[Raw records]
-.-.-

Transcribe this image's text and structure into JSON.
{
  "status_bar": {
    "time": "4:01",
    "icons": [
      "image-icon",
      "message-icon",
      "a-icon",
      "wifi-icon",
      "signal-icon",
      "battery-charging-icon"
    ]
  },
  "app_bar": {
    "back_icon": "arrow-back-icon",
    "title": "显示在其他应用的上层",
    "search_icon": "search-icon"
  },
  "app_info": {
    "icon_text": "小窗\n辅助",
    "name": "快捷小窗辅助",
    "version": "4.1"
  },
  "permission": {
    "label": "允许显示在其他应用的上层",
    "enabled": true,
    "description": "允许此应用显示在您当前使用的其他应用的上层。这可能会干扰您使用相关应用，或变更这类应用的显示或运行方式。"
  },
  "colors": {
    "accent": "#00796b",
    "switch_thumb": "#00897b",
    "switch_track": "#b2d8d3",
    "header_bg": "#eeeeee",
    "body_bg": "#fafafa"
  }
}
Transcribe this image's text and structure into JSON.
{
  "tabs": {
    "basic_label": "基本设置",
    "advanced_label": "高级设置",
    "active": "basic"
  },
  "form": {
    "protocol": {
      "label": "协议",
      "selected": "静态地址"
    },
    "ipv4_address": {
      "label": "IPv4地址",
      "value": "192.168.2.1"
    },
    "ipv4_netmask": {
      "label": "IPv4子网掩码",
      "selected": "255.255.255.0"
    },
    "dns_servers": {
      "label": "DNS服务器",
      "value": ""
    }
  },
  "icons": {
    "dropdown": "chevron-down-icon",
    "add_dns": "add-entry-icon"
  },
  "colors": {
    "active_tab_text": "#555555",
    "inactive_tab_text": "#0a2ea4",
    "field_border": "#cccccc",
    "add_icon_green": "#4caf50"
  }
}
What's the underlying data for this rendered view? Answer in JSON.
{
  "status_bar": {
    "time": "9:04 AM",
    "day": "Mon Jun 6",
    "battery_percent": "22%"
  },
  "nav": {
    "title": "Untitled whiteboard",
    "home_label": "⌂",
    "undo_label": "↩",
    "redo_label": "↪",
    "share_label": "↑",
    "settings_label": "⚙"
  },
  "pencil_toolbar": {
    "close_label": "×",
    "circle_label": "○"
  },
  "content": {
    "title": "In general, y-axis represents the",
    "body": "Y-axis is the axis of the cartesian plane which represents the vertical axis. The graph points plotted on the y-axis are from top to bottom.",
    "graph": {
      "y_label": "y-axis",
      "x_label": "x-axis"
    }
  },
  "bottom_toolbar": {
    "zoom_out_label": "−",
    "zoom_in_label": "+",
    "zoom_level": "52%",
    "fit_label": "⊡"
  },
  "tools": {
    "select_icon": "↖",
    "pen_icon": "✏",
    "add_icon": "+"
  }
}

-.-.-

■ Given instruction:
Return each line of the data that contains the string "selected".

■ Response for this exercise:
      "selected": "静态地址"
      "selected": "255.255.255.0"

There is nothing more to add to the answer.